Output each line exactly as it appears, skipping any embedded picture.

+++ Provided records +++

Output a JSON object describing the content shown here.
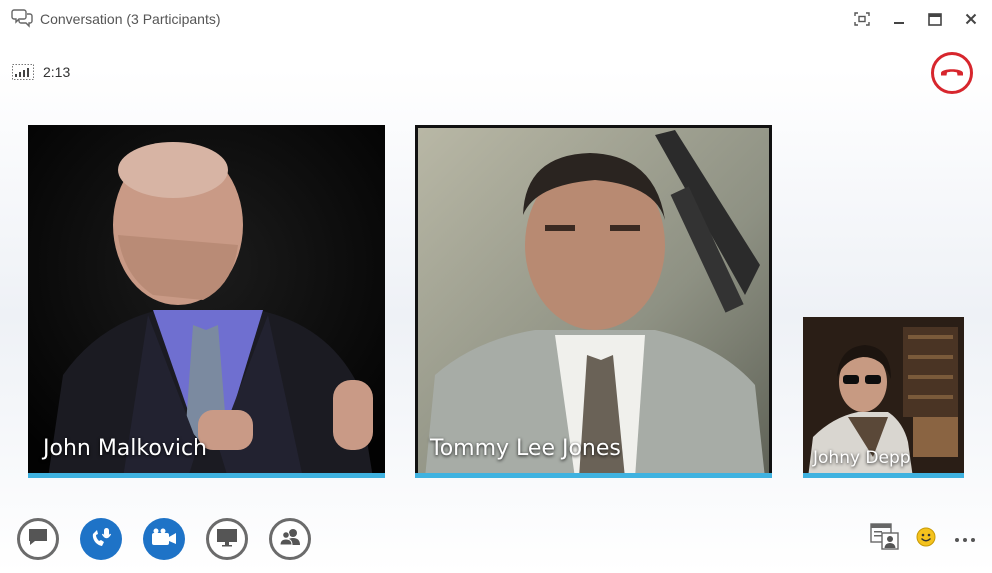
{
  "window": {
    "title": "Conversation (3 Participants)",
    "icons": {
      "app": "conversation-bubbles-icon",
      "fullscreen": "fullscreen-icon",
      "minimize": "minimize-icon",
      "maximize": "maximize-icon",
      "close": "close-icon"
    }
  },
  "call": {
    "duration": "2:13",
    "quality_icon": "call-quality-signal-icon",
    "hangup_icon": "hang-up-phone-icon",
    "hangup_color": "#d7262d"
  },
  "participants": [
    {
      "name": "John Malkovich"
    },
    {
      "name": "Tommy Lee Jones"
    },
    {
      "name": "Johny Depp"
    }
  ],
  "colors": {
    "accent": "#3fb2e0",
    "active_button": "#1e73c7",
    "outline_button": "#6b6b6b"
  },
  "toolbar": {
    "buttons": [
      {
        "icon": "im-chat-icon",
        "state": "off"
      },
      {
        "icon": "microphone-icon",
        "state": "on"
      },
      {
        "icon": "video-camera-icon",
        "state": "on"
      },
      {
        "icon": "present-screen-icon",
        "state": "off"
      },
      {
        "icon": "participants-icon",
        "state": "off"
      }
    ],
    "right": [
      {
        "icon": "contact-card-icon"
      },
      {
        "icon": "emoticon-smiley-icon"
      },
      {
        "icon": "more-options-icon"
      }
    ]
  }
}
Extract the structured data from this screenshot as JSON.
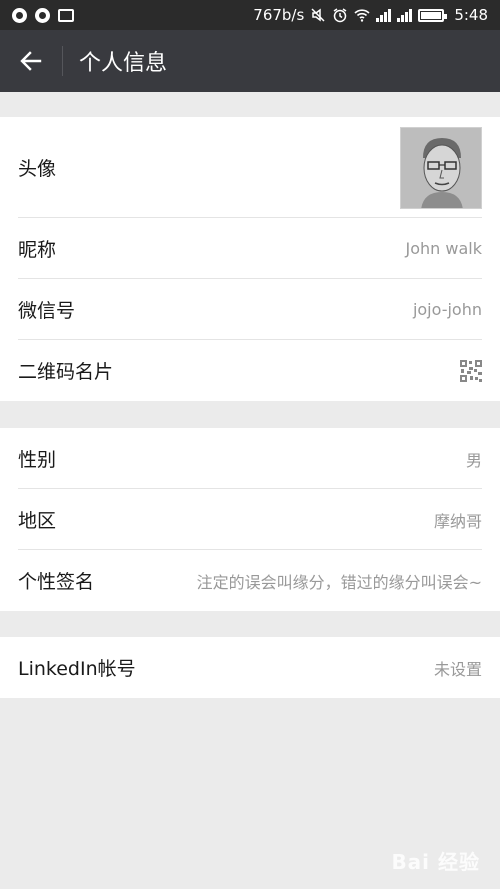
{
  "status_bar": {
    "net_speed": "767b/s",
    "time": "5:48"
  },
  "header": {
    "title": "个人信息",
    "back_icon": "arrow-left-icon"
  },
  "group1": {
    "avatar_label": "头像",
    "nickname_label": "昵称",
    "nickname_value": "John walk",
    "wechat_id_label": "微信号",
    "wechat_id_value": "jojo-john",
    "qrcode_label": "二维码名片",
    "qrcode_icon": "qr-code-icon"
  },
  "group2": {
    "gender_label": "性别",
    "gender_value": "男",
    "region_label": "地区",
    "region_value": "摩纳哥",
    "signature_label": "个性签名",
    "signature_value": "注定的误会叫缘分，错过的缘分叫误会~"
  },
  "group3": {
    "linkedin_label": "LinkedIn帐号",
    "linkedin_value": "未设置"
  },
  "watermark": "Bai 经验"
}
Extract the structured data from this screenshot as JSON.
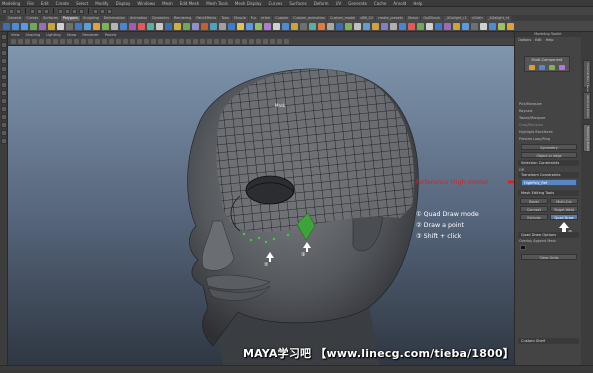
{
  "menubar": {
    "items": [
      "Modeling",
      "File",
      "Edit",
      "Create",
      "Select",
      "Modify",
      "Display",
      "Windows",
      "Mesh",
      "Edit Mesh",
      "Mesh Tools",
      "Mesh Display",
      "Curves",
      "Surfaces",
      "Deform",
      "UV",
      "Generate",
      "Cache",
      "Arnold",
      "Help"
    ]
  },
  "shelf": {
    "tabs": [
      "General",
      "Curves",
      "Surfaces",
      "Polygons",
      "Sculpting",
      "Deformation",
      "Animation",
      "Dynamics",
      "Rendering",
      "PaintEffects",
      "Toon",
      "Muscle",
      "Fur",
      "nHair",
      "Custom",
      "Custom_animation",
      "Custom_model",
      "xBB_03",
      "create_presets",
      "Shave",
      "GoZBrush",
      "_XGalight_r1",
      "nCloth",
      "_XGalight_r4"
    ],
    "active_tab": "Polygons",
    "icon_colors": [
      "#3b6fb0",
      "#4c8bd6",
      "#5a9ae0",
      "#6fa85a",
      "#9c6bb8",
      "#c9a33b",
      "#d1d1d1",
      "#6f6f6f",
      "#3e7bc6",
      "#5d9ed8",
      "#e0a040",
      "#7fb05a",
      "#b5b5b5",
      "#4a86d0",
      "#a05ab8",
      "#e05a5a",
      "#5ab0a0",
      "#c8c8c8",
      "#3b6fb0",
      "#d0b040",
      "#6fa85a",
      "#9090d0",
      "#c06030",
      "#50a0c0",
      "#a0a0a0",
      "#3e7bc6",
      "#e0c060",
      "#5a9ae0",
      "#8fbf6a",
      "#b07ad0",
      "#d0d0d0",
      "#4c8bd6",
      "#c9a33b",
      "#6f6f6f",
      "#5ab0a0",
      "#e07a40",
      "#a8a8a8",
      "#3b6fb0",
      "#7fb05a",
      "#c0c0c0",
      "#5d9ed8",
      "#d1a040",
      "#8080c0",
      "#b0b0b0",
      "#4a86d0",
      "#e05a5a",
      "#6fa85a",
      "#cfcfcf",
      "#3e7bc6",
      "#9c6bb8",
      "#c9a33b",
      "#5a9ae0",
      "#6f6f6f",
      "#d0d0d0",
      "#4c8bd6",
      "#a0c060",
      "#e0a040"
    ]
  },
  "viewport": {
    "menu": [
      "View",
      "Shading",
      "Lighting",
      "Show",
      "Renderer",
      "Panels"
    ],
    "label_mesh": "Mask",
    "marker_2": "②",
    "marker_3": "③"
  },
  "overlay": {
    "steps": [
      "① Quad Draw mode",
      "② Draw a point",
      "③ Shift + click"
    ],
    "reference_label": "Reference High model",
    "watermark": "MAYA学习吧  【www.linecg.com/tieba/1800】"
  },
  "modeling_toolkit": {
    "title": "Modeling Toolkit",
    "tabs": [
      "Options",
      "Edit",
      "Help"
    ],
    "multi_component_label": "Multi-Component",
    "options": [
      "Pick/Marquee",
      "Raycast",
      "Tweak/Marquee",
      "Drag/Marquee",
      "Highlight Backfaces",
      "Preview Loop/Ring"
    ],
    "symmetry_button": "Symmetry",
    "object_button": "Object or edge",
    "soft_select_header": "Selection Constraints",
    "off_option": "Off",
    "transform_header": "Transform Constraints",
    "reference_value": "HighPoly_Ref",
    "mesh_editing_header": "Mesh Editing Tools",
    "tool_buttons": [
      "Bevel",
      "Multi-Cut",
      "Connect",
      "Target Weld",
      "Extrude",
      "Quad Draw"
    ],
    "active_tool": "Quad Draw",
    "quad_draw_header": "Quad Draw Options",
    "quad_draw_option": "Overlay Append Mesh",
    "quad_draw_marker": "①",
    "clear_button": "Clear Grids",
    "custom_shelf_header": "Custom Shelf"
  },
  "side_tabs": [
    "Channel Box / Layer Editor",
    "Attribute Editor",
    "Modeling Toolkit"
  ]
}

+++

### Task result
Output a JSON object describing the content shown here.
{
  "window": {
    "title": "Conversation (3 Participants)",
    "icons": {
      "app": "conversation-bubbles-icon",
      "fullscreen": "fullscreen-icon",
      "minimize": "minimize-icon",
      "maximize": "maximize-icon",
      "close": "close-icon"
    }
  },
  "call": {
    "duration": "2:13",
    "quality_icon": "call-quality-signal-icon",
    "hangup_icon": "hang-up-phone-icon",
    "hangup_color": "#d7262d"
  },
  "participants": [
    {
      "name": "John Malkovich"
    },
    {
      "name": "Tommy Lee Jones"
    },
    {
      "name": "Johny Depp"
    }
  ],
  "colors": {
    "accent": "#3fb2e0",
    "active_button": "#1e73c7",
    "outline_button": "#6b6b6b"
  },
  "toolbar": {
    "buttons": [
      {
        "icon": "im-chat-icon",
        "state": "off"
      },
      {
        "icon": "microphone-icon",
        "state": "on"
      },
      {
        "icon": "video-camera-icon",
        "state": "on"
      },
      {
        "icon": "present-screen-icon",
        "state": "off"
      },
      {
        "icon": "participants-icon",
        "state": "off"
      }
    ],
    "right": [
      {
        "icon": "contact-card-icon"
      },
      {
        "icon": "emoticon-smiley-icon"
      },
      {
        "icon": "more-options-icon"
      }
    ]
  }
}
Extract the structured data from this screenshot as JSON.
{
  "status_bar": {
    "net_speed": "767b/s",
    "time": "5:48"
  },
  "header": {
    "title": "个人信息",
    "back_icon": "arrow-left-icon"
  },
  "group1": {
    "avatar_label": "头像",
    "nickname_label": "昵称",
    "nickname_value": "John walk",
    "wechat_id_label": "微信号",
    "wechat_id_value": "jojo-john",
    "qrcode_label": "二维码名片",
    "qrcode_icon": "qr-code-icon"
  },
  "group2": {
    "gender_label": "性别",
    "gender_value": "男",
    "region_label": "地区",
    "region_value": "摩纳哥",
    "signature_label": "个性签名",
    "signature_value": "注定的误会叫缘分，错过的缘分叫误会~"
  },
  "group3": {
    "linkedin_label": "LinkedIn帐号",
    "linkedin_value": "未设置"
  },
  "watermark": "Bai 经验"
}
Extract the structured data from this screenshot as JSON.
{
  "menubar": {
    "items": [
      "Modeling",
      "File",
      "Edit",
      "Create",
      "Select",
      "Modify",
      "Display",
      "Windows",
      "Mesh",
      "Edit Mesh",
      "Mesh Tools",
      "Mesh Display",
      "Curves",
      "Surfaces",
      "Deform",
      "UV",
      "Generate",
      "Cache",
      "Arnold",
      "Help"
    ]
  },
  "shelf": {
    "tabs": [
      "General",
      "Curves",
      "Surfaces",
      "Polygons",
      "Sculpting",
      "Deformation",
      "Animation",
      "Dynamics",
      "Rendering",
      "PaintEffects",
      "Toon",
      "Muscle",
      "Fur",
      "nHair",
      "Custom",
      "Custom_animation",
      "Custom_model",
      "xBB_03",
      "create_presets",
      "Shave",
      "GoZBrush",
      "_XGalight_r1",
      "nCloth",
      "_XGalight_r4"
    ],
    "active_tab": "Polygons",
    "icon_colors": [
      "#3b6fb0",
      "#4c8bd6",
      "#5a9ae0",
      "#6fa85a",
      "#9c6bb8",
      "#c9a33b",
      "#d1d1d1",
      "#6f6f6f",
      "#3e7bc6",
      "#5d9ed8",
      "#e0a040",
      "#7fb05a",
      "#b5b5b5",
      "#4a86d0",
      "#a05ab8",
      "#e05a5a",
      "#5ab0a0",
      "#c8c8c8",
      "#3b6fb0",
      "#d0b040",
      "#6fa85a",
      "#9090d0",
      "#c06030",
      "#50a0c0",
      "#a0a0a0",
      "#3e7bc6",
      "#e0c060",
      "#5a9ae0",
      "#8fbf6a",
      "#b07ad0",
      "#d0d0d0",
      "#4c8bd6",
      "#c9a33b",
      "#6f6f6f",
      "#5ab0a0",
      "#e07a40",
      "#a8a8a8",
      "#3b6fb0",
      "#7fb05a",
      "#c0c0c0",
      "#5d9ed8",
      "#d1a040",
      "#8080c0",
      "#b0b0b0",
      "#4a86d0",
      "#e05a5a",
      "#6fa85a",
      "#cfcfcf",
      "#3e7bc6",
      "#9c6bb8",
      "#c9a33b",
      "#5a9ae0",
      "#6f6f6f",
      "#d0d0d0",
      "#4c8bd6",
      "#a0c060",
      "#e0a040"
    ]
  },
  "viewport": {
    "menu": [
      "View",
      "Shading",
      "Lighting",
      "Show",
      "Renderer",
      "Panels"
    ],
    "label_mesh": "Mask",
    "marker_2": "②",
    "marker_3": "③"
  },
  "overlay": {
    "steps": [
      "① Quad Draw mode",
      "② Draw a point",
      "③ Shift + click"
    ],
    "reference_label": "Reference High model",
    "watermark": "MAYA学习吧  【www.linecg.com/tieba/1800】"
  },
  "modeling_toolkit": {
    "title": "Modeling Toolkit",
    "tabs": [
      "Options",
      "Edit",
      "Help"
    ],
    "multi_component_label": "Multi-Component",
    "options": [
      "Pick/Marquee",
      "Raycast",
      "Tweak/Marquee",
      "Drag/Marquee",
      "Highlight Backfaces",
      "Preview Loop/Ring"
    ],
    "symmetry_button": "Symmetry",
    "object_button": "Object or edge",
    "soft_select_header": "Selection Constraints",
    "off_option": "Off",
    "transform_header": "Transform Constraints",
    "reference_value": "HighPoly_Ref",
    "mesh_editing_header": "Mesh Editing Tools",
    "tool_buttons": [
      "Bevel",
      "Multi-Cut",
      "Connect",
      "Target Weld",
      "Extrude",
      "Quad Draw"
    ],
    "active_tool": "Quad Draw",
    "quad_draw_header": "Quad Draw Options",
    "quad_draw_option": "Overlay Append Mesh",
    "quad_draw_marker": "①",
    "clear_button": "Clear Grids",
    "custom_shelf_header": "Custom Shelf"
  },
  "side_tabs": [
    "Channel Box / Layer Editor",
    "Attribute Editor",
    "Modeling Toolkit"
  ]
}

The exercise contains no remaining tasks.